Raw records:
---

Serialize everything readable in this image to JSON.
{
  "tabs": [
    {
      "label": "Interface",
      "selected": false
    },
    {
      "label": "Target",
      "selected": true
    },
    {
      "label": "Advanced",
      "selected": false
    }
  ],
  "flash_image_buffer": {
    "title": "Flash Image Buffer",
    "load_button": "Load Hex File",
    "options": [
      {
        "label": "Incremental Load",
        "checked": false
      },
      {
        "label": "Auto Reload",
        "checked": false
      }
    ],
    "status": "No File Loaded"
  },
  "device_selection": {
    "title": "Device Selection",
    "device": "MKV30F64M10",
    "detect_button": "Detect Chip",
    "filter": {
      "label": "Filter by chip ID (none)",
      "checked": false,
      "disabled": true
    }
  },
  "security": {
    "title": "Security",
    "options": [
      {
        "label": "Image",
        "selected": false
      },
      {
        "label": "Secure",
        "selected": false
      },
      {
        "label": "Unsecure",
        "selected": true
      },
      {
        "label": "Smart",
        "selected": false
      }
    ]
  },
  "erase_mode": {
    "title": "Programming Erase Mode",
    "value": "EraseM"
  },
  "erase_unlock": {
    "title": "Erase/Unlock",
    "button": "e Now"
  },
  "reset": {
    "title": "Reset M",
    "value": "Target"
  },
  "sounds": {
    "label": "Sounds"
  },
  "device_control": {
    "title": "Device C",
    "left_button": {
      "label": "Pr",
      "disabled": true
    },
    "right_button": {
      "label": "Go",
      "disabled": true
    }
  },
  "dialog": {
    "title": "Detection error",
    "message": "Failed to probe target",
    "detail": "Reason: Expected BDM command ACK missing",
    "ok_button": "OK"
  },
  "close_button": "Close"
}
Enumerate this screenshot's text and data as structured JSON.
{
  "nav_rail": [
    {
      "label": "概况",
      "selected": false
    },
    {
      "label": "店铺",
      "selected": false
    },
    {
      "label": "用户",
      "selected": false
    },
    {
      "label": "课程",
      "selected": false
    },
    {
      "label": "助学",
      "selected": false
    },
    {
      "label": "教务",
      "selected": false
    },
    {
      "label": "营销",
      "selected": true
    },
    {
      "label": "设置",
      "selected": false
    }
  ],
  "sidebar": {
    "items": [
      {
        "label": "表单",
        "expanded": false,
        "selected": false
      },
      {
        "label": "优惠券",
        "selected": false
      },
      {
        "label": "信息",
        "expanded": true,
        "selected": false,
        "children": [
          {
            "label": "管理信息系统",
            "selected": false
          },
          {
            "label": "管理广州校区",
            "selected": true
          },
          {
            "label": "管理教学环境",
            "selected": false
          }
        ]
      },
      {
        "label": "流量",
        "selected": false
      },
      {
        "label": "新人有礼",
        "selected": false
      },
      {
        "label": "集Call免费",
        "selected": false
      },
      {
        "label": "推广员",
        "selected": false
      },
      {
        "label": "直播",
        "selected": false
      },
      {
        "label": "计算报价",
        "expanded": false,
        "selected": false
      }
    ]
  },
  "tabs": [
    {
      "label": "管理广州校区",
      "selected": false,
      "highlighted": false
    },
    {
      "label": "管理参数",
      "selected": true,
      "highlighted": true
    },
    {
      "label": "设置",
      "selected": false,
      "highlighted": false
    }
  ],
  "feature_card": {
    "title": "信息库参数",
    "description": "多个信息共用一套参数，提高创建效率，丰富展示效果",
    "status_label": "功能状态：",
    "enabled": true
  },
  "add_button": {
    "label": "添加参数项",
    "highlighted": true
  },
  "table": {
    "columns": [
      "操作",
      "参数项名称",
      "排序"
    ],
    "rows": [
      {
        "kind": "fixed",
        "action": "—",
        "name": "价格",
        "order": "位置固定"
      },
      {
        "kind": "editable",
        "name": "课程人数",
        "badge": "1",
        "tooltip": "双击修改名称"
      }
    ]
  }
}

---

Could you quote the material above in full, exactly as it stands?

Exercise solution:
Serialize everything readable in this image to JSON.
{
  "tabs": [
    {
      "label": "Interface",
      "selected": false
    },
    {
      "label": "Target",
      "selected": true
    },
    {
      "label": "Advanced",
      "selected": false
    }
  ],
  "flash_image_buffer": {
    "title": "Flash Image Buffer",
    "load_button": "Load Hex File",
    "options": [
      {
        "label": "Incremental Load",
        "checked": false
      },
      {
        "label": "Auto Reload",
        "checked": false
      }
    ],
    "status": "No File Loaded"
  },
  "device_selection": {
    "title": "Device Selection",
    "device": "MKV30F64M10",
    "detect_button": "Detect Chip",
    "filter": {
      "label": "Filter by chip ID (none)",
      "checked": false,
      "disabled": true
    }
  },
  "security": {
    "title": "Security",
    "options": [
      {
        "label": "Image",
        "selected": false
      },
      {
        "label": "Secure",
        "selected": false
      },
      {
        "label": "Unsecure",
        "selected": true
      },
      {
        "label": "Smart",
        "selected": false
      }
    ]
  },
  "erase_mode": {
    "title": "Programming Erase Mode",
    "value": "EraseM"
  },
  "erase_unlock": {
    "title": "Erase/Unlock",
    "button": "e Now"
  },
  "reset": {
    "title": "Reset M",
    "value": "Target"
  },
  "sounds": {
    "label": "Sounds"
  },
  "device_control": {
    "title": "Device C",
    "left_button": {
      "label": "Pr",
      "disabled": true
    },
    "right_button": {
      "label": "Go",
      "disabled": true
    }
  },
  "dialog": {
    "title": "Detection error",
    "message": "Failed to probe target",
    "detail": "Reason: Expected BDM command ACK missing",
    "ok_button": "OK"
  },
  "close_button": "Close"
}
Enumerate this screenshot's text and data as structured JSON.
{
  "nav_rail": [
    {
      "label": "概况",
      "selected": false
    },
    {
      "label": "店铺",
      "selected": false
    },
    {
      "label": "用户",
      "selected": false
    },
    {
      "label": "课程",
      "selected": false
    },
    {
      "label": "助学",
      "selected": false
    },
    {
      "label": "教务",
      "selected": false
    },
    {
      "label": "营销",
      "selected": true
    },
    {
      "label": "设置",
      "selected": false
    }
  ],
  "sidebar": {
    "items": [
      {
        "label": "表单",
        "expanded": false,
        "selected": false
      },
      {
        "label": "优惠券",
        "selected": false
      },
      {
        "label": "信息",
        "expanded": true,
        "selected": false,
        "children": [
          {
            "label": "管理信息系统",
            "selected": false
          },
          {
            "label": "管理广州校区",
            "selected": true
          },
          {
            "label": "管理教学环境",
            "selected": false
          }
        ]
      },
      {
        "label": "流量",
        "selected": false
      },
      {
        "label": "新人有礼",
        "selected": false
      },
      {
        "label": "集Call免费",
        "selected": false
      },
      {
        "label": "推广员",
        "selected": false
      },
      {
        "label": "直播",
        "selected": false
      },
      {
        "label": "计算报价",
        "expanded": false,
        "selected": false
      }
    ]
  },
  "tabs": [
    {
      "label": "管理广州校区",
      "selected": false,
      "highlighted": false
    },
    {
      "label": "管理参数",
      "selected": true,
      "highlighted": true
    },
    {
      "label": "设置",
      "selected": false,
      "highlighted": false
    }
  ],
  "feature_card": {
    "title": "信息库参数",
    "description": "多个信息共用一套参数，提高创建效率，丰富展示效果",
    "status_label": "功能状态：",
    "enabled": true
  },
  "add_button": {
    "label": "添加参数项",
    "highlighted": true
  },
  "table": {
    "columns": [
      "操作",
      "参数项名称",
      "排序"
    ],
    "rows": [
      {
        "kind": "fixed",
        "action": "—",
        "name": "价格",
        "order": "位置固定"
      },
      {
        "kind": "editable",
        "name": "课程人数",
        "badge": "1",
        "tooltip": "双击修改名称"
      }
    ]
  }
}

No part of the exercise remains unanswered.